◆ INSTRUCTIONS TO FOLLOW ◆
Resume the write-up on the gender inequality and gender development indices project from the point where it stops.

◆ EXCERPTED PASSAGE ◆
The data used in this project will be used to study the average Gender Inequality and Gender Development Indices of countries over the world. It gives us a measure of the state of affairs in terms of gender equality for men and women and how well or poor circumstances have changed or developed, over the years.
Data has been sourced from “Gender Budgeting and Gender Equality macroeconomic and financial data” published by IMF at https://data.imf.org/?sk=AC81946B-43E4-4FF3-84C7-217A6BDE8191&sId=1472837511014 (Table downloaded from tab “Query the data and create your own table”. Data taken for all countries and indicators for the years 2000-2013)
The original dataset has the following columns:
1. Countries : Every country over the world has been included in the data.
2. Gender_index : Gender Index is a column consisting of two values which are indicators themselves, Gender Development Index and Gender Inequality Index.
3. 2001, 2002….2013 : Discrete values of years for which the respective data has been collected.
Project coding
Loading the libraries required in the project
library(tidyverse)
## -- Attaching packages --------------------------------------- tidyverse 1.3.1 --
## v ggplot2 3.3.5 v purrr 0.3.4
## v tibble 3.1.6 v dplyr 1.0.7
## v tidyr 1.1.4 v stringr 1.4.0
## v readr 2.1.2 v forcats 0.5.1
## -- Conflicts ------------------------------------------ tidyverse_conflicts() --
## x dplyr::filter() masks stats::filter()

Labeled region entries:
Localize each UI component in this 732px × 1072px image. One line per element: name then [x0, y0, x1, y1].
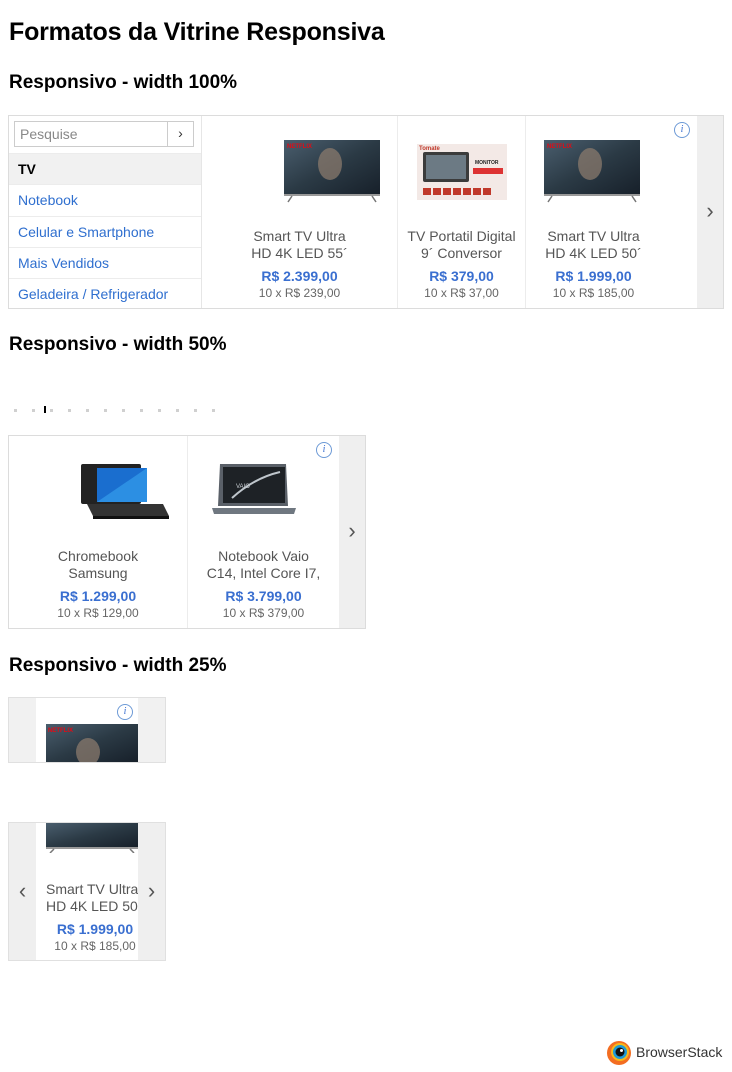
- svg-text:NETFLIX: NETFLIX: [287, 144, 312, 150]
- product-installments: 10 x R$ 185,00: [552, 286, 635, 300]
- product-name[interactable]: TV Portatil Digital 9´ Conversor: [398, 228, 525, 262]
- svg-text:MONITOR: MONITOR: [475, 160, 499, 166]
- product-image-chromebook: [81, 464, 169, 519]
- svg-text:NETFLIX: NETFLIX: [547, 144, 572, 150]
- info-icon[interactable]: i: [674, 122, 690, 138]
- product-price: R$ 3.799,00: [225, 588, 302, 604]
- section-title-25: Responsivo - width 25%: [9, 655, 227, 676]
- product-name[interactable]: Chromebook Samsung: [9, 548, 187, 582]
- product-image-portable-tv: Tomate MONITOR: [417, 144, 507, 200]
- showcase-widget-100: › TV Notebook Celular e Smartphone Mais …: [8, 115, 724, 309]
- product-price: R$ 1.999,00: [56, 921, 134, 937]
- svg-text:NETFLIX: NETFLIX: [48, 728, 73, 734]
- product-image-notebook-vaio: VAIO: [212, 464, 296, 514]
- category-item-notebook[interactable]: Notebook: [9, 184, 201, 215]
- category-item-mais-vendidos[interactable]: Mais Vendidos: [9, 247, 201, 278]
- product-image-tv: NETFLIX: [284, 140, 380, 203]
- showcase-widget-25-top: NETFLIX i: [8, 697, 166, 763]
- section-title-50: Responsivo - width 50%: [9, 334, 227, 354]
- product-name[interactable]: Notebook Vaio C14, Intel Core I7,: [188, 548, 339, 582]
- showcase-widget-50: Chromebook Samsung R$ 1.299,00 10 x R$ 1…: [8, 435, 366, 629]
- product-image-tv: NETFLIX: [544, 140, 640, 203]
- product-name[interactable]: Smart TV Ultra HD 4K LED 50: [36, 881, 138, 915]
- product-card[interactable]: Smart TV Ultra HD 4K LED 50 R$ 1.999,00 …: [36, 823, 138, 960]
- next-arrow-icon[interactable]: ›: [138, 823, 165, 960]
- category-item-celular[interactable]: Celular e Smartphone: [9, 216, 201, 247]
- info-icon[interactable]: i: [316, 442, 332, 458]
- product-price: R$ 2.399,00: [261, 268, 338, 284]
- prev-arrow-icon[interactable]: ‹: [9, 823, 36, 960]
- product-installments: 10 x R$ 37,00: [424, 286, 499, 300]
- product-card[interactable]: NETFLIX Smart TV Ultra HD 4K LED 55´ R$ …: [202, 116, 398, 308]
- next-arrow-icon[interactable]: ›: [697, 116, 723, 308]
- loading-mark: [44, 406, 46, 413]
- product-card[interactable]: Chromebook Samsung R$ 1.299,00 10 x R$ 1…: [9, 436, 188, 628]
- section-title-100: Responsivo - width 100%: [9, 72, 238, 93]
- product-price: R$ 1.299,00: [59, 588, 137, 604]
- category-item-tv[interactable]: TV: [9, 153, 201, 184]
- product-image-tv: NETFLIX: [46, 724, 138, 762]
- browserstack-icon: [607, 1041, 631, 1065]
- product-price: R$ 379,00: [429, 268, 494, 284]
- product-price: R$ 1.999,00: [555, 268, 632, 284]
- product-installments: 10 x R$ 239,00: [258, 286, 341, 300]
- product-name[interactable]: Smart TV Ultra HD 4K LED 55´: [202, 228, 397, 262]
- next-arrow-icon[interactable]: ›: [339, 436, 365, 628]
- browserstack-text: BrowserStack: [636, 1044, 723, 1060]
- product-card[interactable]: Tomate MONITOR TV Portatil Digital 9´ Co…: [398, 116, 526, 308]
- search-box: ›: [14, 121, 194, 147]
- product-installments: 10 x R$ 129,00: [57, 606, 139, 620]
- product-installments: 10 x R$ 185,00: [54, 939, 136, 953]
- info-icon[interactable]: i: [117, 704, 133, 720]
- page-title: Formatos da Vitrine Responsiva: [9, 18, 385, 46]
- product-card[interactable]: VAIO Notebook Vaio C14, Intel Core I7, R…: [188, 436, 339, 628]
- showcase-widget-25-bottom: Smart TV Ultra HD 4K LED 50 R$ 1.999,00 …: [8, 822, 166, 961]
- product-name[interactable]: Smart TV Ultra HD 4K LED 50´: [526, 228, 661, 262]
- search-input[interactable]: [15, 122, 174, 146]
- product-image-tv: [46, 823, 138, 853]
- svg-text:VAIO: VAIO: [236, 484, 250, 490]
- category-sidebar: › TV Notebook Celular e Smartphone Mais …: [9, 116, 202, 308]
- product-installments: 10 x R$ 379,00: [222, 606, 305, 620]
- product-card[interactable]: NETFLIX Smart TV Ultra HD 4K LED 50´ R$ …: [526, 116, 697, 308]
- search-button[interactable]: ›: [167, 122, 193, 146]
- svg-text:Tomate: Tomate: [419, 146, 441, 152]
- category-item-geladeira[interactable]: Geladeira / Refrigerador: [9, 278, 201, 309]
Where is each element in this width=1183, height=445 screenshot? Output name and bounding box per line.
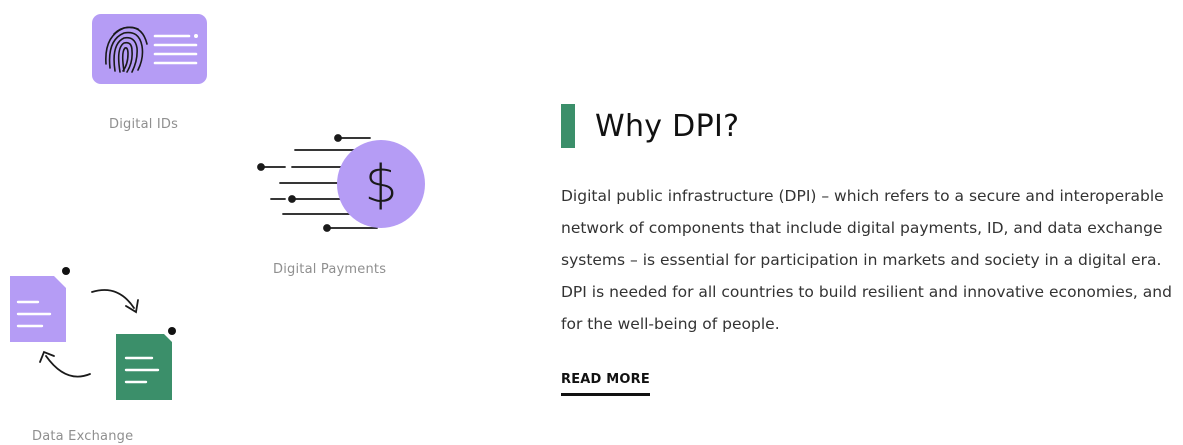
dollar-coin-icon: $ bbox=[257, 134, 425, 232]
digital-payments-caption: Digital Payments bbox=[273, 262, 387, 277]
fingerprint-card-icon bbox=[92, 14, 207, 84]
why-dpi-section: Digital IDs $ Digital Payments Data Exch… bbox=[0, 0, 1183, 445]
section-title: Why DPI? bbox=[595, 108, 740, 144]
section-description: Digital public infrastructure (DPI) – wh… bbox=[561, 187, 1172, 333]
section-heading: Why DPI? bbox=[561, 104, 739, 148]
digital-ids-caption: Digital IDs bbox=[109, 117, 179, 132]
read-more-link[interactable]: READ MORE bbox=[561, 372, 650, 396]
data-exchange-caption: Data Exchange bbox=[32, 429, 134, 444]
dollar-symbol: $ bbox=[364, 155, 397, 215]
heading-accent-bar bbox=[561, 104, 575, 148]
document-exchange-icon bbox=[10, 267, 176, 400]
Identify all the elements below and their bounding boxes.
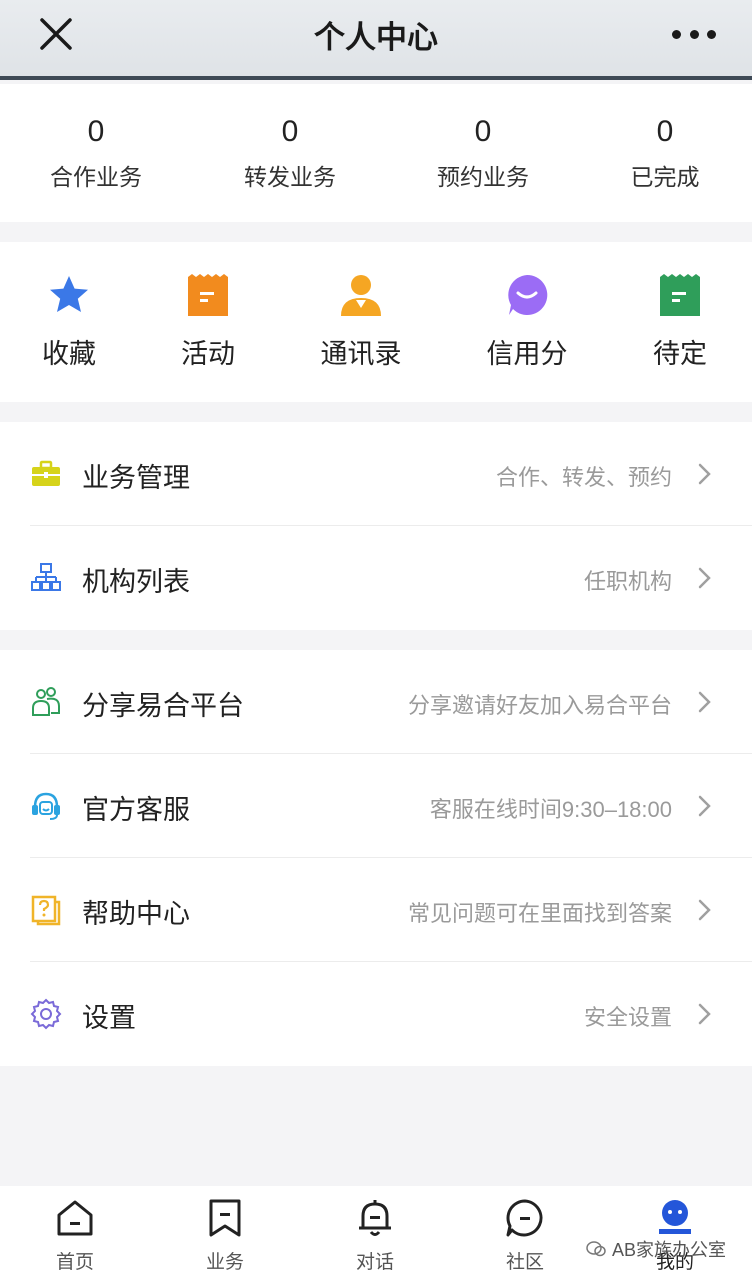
quick-favorites[interactable]: 收藏 bbox=[0, 272, 144, 371]
tab-business[interactable]: 业务 bbox=[170, 1198, 280, 1274]
page-title: 个人中心 bbox=[314, 20, 438, 55]
wechat-icon bbox=[586, 1241, 606, 1257]
stat-reservation[interactable]: 0 预约业务 bbox=[403, 114, 563, 192]
community-icon bbox=[506, 1199, 543, 1237]
stat-value: 0 bbox=[281, 115, 299, 148]
menu-item-org-list[interactable]: 机构列表 任职机构 bbox=[0, 526, 752, 630]
menu-label: 官方客服 bbox=[82, 795, 190, 825]
stat-label: 预约业务 bbox=[437, 164, 529, 190]
stat-label: 已完成 bbox=[630, 164, 700, 190]
menu-label: 机构列表 bbox=[82, 567, 190, 597]
tab-label: 对话 bbox=[355, 1252, 394, 1273]
headset-icon bbox=[32, 792, 60, 820]
chevron-right-icon bbox=[698, 463, 711, 485]
share-users-icon bbox=[32, 687, 60, 716]
menu-item-business-management[interactable]: 业务管理 合作、转发、预约 bbox=[0, 422, 752, 526]
menu-group-more: 分享易合平台 分享邀请好友加入易合平台 官方客服 客服在线时间9:30–18:0… bbox=[0, 650, 752, 1066]
chat-bell-icon bbox=[359, 1200, 391, 1236]
menu-desc: 任职机构 bbox=[583, 569, 672, 594]
menu-desc: 常见问题可在里面找到答案 bbox=[407, 901, 672, 926]
menu-item-share-platform[interactable]: 分享易合平台 分享邀请好友加入易合平台 bbox=[0, 650, 752, 754]
profile-page: 个人中心 0 合作业务 0 转发业务 0 预约业务 0 已完成 收藏 活动 通讯… bbox=[0, 0, 752, 1283]
chevron-right-icon bbox=[698, 795, 711, 817]
menu-desc: 分享邀请好友加入易合平台 bbox=[407, 693, 672, 718]
menu-desc: 客服在线时间9:30–18:00 bbox=[429, 797, 672, 822]
tab-home[interactable]: 首页 bbox=[20, 1198, 130, 1274]
org-chart-icon bbox=[31, 563, 61, 591]
more-icon[interactable] bbox=[672, 20, 716, 48]
menu-label: 帮助中心 bbox=[82, 899, 190, 929]
quick-contacts[interactable]: 通讯录 bbox=[286, 272, 436, 371]
quick-label: 信用分 bbox=[486, 339, 568, 369]
tab-community[interactable]: 社区 bbox=[470, 1198, 580, 1274]
credit-icon bbox=[504, 272, 550, 318]
profile-icon bbox=[659, 1200, 691, 1234]
quick-pending[interactable]: 待定 bbox=[605, 272, 752, 371]
tab-label: 社区 bbox=[505, 1252, 544, 1273]
menu-desc: 安全设置 bbox=[583, 1005, 672, 1030]
quick-label: 通讯录 bbox=[320, 339, 402, 369]
bottom-tab-bar: 首页 业务 对话 社区 我的 bbox=[0, 1186, 752, 1283]
star-icon bbox=[46, 272, 92, 318]
stat-value: 0 bbox=[474, 115, 492, 148]
bookmark-icon bbox=[209, 1199, 241, 1237]
contacts-icon bbox=[338, 272, 384, 318]
stat-forward[interactable]: 0 转发业务 bbox=[210, 114, 370, 192]
home-icon bbox=[57, 1200, 93, 1236]
quick-label: 活动 bbox=[181, 339, 235, 369]
stat-value: 0 bbox=[656, 115, 674, 148]
watermark: AB家族办公室 bbox=[586, 1236, 726, 1262]
quick-actions: 收藏 活动 通讯录 信用分 待定 bbox=[0, 242, 752, 402]
stat-completed[interactable]: 0 已完成 bbox=[585, 114, 745, 192]
quick-activity[interactable]: 活动 bbox=[133, 272, 283, 371]
watermark-text: AB家族办公室 bbox=[611, 1240, 726, 1260]
activity-icon bbox=[185, 272, 231, 318]
chevron-right-icon bbox=[698, 567, 711, 589]
tab-label: 业务 bbox=[205, 1252, 244, 1273]
quick-label: 待定 bbox=[653, 339, 707, 369]
stat-cooperation[interactable]: 0 合作业务 bbox=[16, 114, 176, 192]
quick-label: 收藏 bbox=[42, 339, 96, 369]
stat-label: 转发业务 bbox=[244, 164, 336, 190]
top-bar: 个人中心 bbox=[0, 0, 752, 80]
tab-label: 首页 bbox=[55, 1252, 94, 1273]
chevron-right-icon bbox=[698, 1003, 711, 1025]
chevron-right-icon bbox=[698, 691, 711, 713]
chevron-right-icon bbox=[698, 899, 711, 921]
pending-icon bbox=[657, 272, 703, 318]
menu-item-help-center[interactable]: 帮助中心 常见问题可在里面找到答案 bbox=[0, 858, 752, 962]
stat-value: 0 bbox=[87, 115, 105, 148]
tab-chat[interactable]: 对话 bbox=[320, 1198, 430, 1274]
menu-label: 分享易合平台 bbox=[82, 691, 244, 721]
menu-label: 设置 bbox=[82, 1003, 136, 1033]
menu-item-customer-service[interactable]: 官方客服 客服在线时间9:30–18:00 bbox=[0, 754, 752, 858]
help-icon bbox=[31, 895, 61, 926]
briefcase-icon bbox=[32, 460, 60, 486]
stat-label: 合作业务 bbox=[50, 164, 142, 190]
menu-item-settings[interactable]: 设置 安全设置 bbox=[0, 962, 752, 1066]
gear-icon bbox=[30, 998, 62, 1030]
stats-panel: 0 合作业务 0 转发业务 0 预约业务 0 已完成 bbox=[0, 84, 752, 222]
menu-label: 业务管理 bbox=[82, 463, 190, 493]
menu-group-business: 业务管理 合作、转发、预约 机构列表 任职机构 bbox=[0, 422, 752, 630]
menu-desc: 合作、转发、预约 bbox=[495, 465, 672, 490]
quick-credit[interactable]: 信用分 bbox=[452, 272, 602, 371]
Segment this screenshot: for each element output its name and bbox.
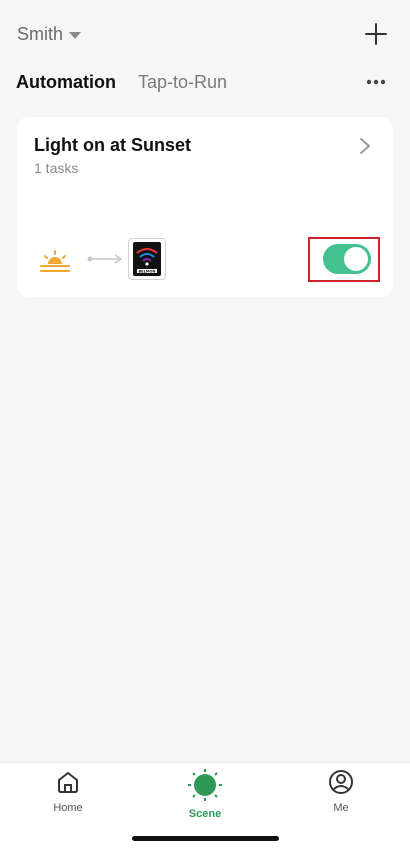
sun-icon <box>188 769 222 801</box>
home-name: Smith <box>17 24 64 44</box>
add-icon[interactable] <box>364 22 388 46</box>
wifi-device-icon: BELMON <box>128 238 166 280</box>
profile-icon <box>329 770 353 794</box>
tab-automation[interactable]: Automation <box>16 72 116 93</box>
nav-me[interactable]: Me <box>306 769 376 814</box>
nav-scene-label: Scene <box>188 808 222 820</box>
home-indicator <box>132 836 279 841</box>
automation-title: Light on at Sunset <box>34 135 191 155</box>
automation-toggle[interactable] <box>323 244 371 274</box>
tab-bar: Automation Tap-to-Run <box>16 72 249 93</box>
caret-down-icon <box>69 32 82 39</box>
nav-home[interactable]: Home <box>33 769 103 814</box>
nav-scene[interactable]: Scene <box>170 769 240 820</box>
nav-home-label: Home <box>53 802 83 814</box>
toggle-knob <box>344 247 368 271</box>
automation-task-count: 1 tasks <box>34 160 79 176</box>
device-label: BELMON <box>138 270 155 274</box>
chevron-right-icon[interactable] <box>359 137 371 155</box>
home-selector[interactable]: Smith <box>17 24 82 45</box>
sunset-icon <box>40 250 70 272</box>
automation-card[interactable]: Light on at Sunset 1 tasks BELMON <box>17 117 393 297</box>
nav-me-label: Me <box>333 802 349 814</box>
arrow-right-icon <box>87 254 123 264</box>
more-icon[interactable] <box>366 79 386 85</box>
tab-tap-to-run[interactable]: Tap-to-Run <box>138 72 227 93</box>
top-bar: Smith <box>0 0 410 70</box>
home-icon <box>58 772 78 793</box>
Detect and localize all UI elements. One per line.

◆ ANSWER TO THE TASK ◆
## x dplyr::lag() masks stats::lag()
library(kableExtra)
##
## Attaching package: 'kableExtra'
## The following object is masked from 'package:dplyr':
##
## group_rows
library(tidyr)
library(dplyr)
Reading the data from dataset and displaying top records in R Markdown in kable table.
df_xl = read_csv("Assignment1-Misra-Gender-Inequality-Development-Index-of-Countries.csv")
## Rows: 294 Columns: 16
## -- Column specification --------------------------------------------------------
## Delimiter: ","
## chr (2): Country, Gender_Index
## dbl (14): 2000, 2001, 2002, 2003, 2004, 2005, 2006, 2007, 2008, 2009, 2010, ...
##
## i Use `spec()` to retrieve the full column specification for this data.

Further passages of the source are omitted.